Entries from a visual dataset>

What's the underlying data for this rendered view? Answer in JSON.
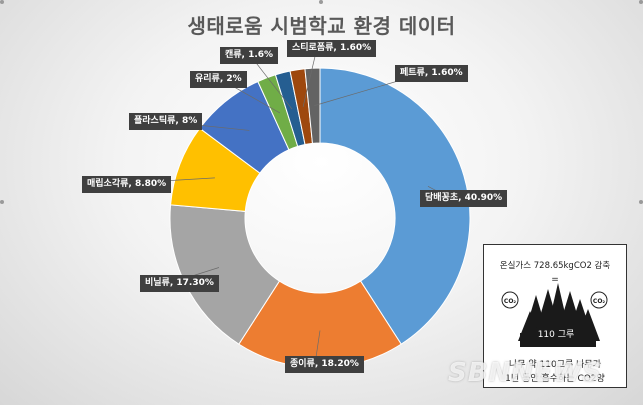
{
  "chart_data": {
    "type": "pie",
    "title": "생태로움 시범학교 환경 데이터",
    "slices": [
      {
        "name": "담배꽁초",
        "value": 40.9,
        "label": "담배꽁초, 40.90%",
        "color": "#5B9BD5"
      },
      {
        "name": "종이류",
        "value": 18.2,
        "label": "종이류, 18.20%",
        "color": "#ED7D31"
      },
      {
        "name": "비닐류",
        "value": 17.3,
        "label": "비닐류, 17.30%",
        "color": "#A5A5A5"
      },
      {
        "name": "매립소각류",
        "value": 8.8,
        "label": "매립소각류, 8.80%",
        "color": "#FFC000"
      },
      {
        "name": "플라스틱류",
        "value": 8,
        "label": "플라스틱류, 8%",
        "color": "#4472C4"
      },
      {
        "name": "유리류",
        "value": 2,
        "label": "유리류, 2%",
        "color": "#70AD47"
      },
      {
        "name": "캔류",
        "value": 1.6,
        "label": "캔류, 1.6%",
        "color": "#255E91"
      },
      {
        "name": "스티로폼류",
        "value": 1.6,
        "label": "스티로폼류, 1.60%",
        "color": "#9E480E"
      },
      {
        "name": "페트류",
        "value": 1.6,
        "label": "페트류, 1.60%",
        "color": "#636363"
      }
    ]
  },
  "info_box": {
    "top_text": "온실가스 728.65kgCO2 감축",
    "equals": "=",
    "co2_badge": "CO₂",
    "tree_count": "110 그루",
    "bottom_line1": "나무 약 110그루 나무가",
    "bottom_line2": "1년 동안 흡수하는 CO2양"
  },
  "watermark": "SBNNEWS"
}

EXERCISE>
Leaving the pictures aside, transcribe the entire listing exactly.

WRITTEN SOLUTION>
What's the underlying data for this rendered view? Answer in JSON.
{
  "chart_data": {
    "type": "pie",
    "title": "생태로움 시범학교 환경 데이터",
    "slices": [
      {
        "name": "담배꽁초",
        "value": 40.9,
        "label": "담배꽁초, 40.90%",
        "color": "#5B9BD5"
      },
      {
        "name": "종이류",
        "value": 18.2,
        "label": "종이류, 18.20%",
        "color": "#ED7D31"
      },
      {
        "name": "비닐류",
        "value": 17.3,
        "label": "비닐류, 17.30%",
        "color": "#A5A5A5"
      },
      {
        "name": "매립소각류",
        "value": 8.8,
        "label": "매립소각류, 8.80%",
        "color": "#FFC000"
      },
      {
        "name": "플라스틱류",
        "value": 8,
        "label": "플라스틱류, 8%",
        "color": "#4472C4"
      },
      {
        "name": "유리류",
        "value": 2,
        "label": "유리류, 2%",
        "color": "#70AD47"
      },
      {
        "name": "캔류",
        "value": 1.6,
        "label": "캔류, 1.6%",
        "color": "#255E91"
      },
      {
        "name": "스티로폼류",
        "value": 1.6,
        "label": "스티로폼류, 1.60%",
        "color": "#9E480E"
      },
      {
        "name": "페트류",
        "value": 1.6,
        "label": "페트류, 1.60%",
        "color": "#636363"
      }
    ]
  },
  "info_box": {
    "top_text": "온실가스 728.65kgCO2 감축",
    "equals": "=",
    "co2_badge": "CO₂",
    "tree_count": "110 그루",
    "bottom_line1": "나무 약 110그루 나무가",
    "bottom_line2": "1년 동안 흡수하는 CO2양"
  },
  "watermark": "SBNNEWS"
}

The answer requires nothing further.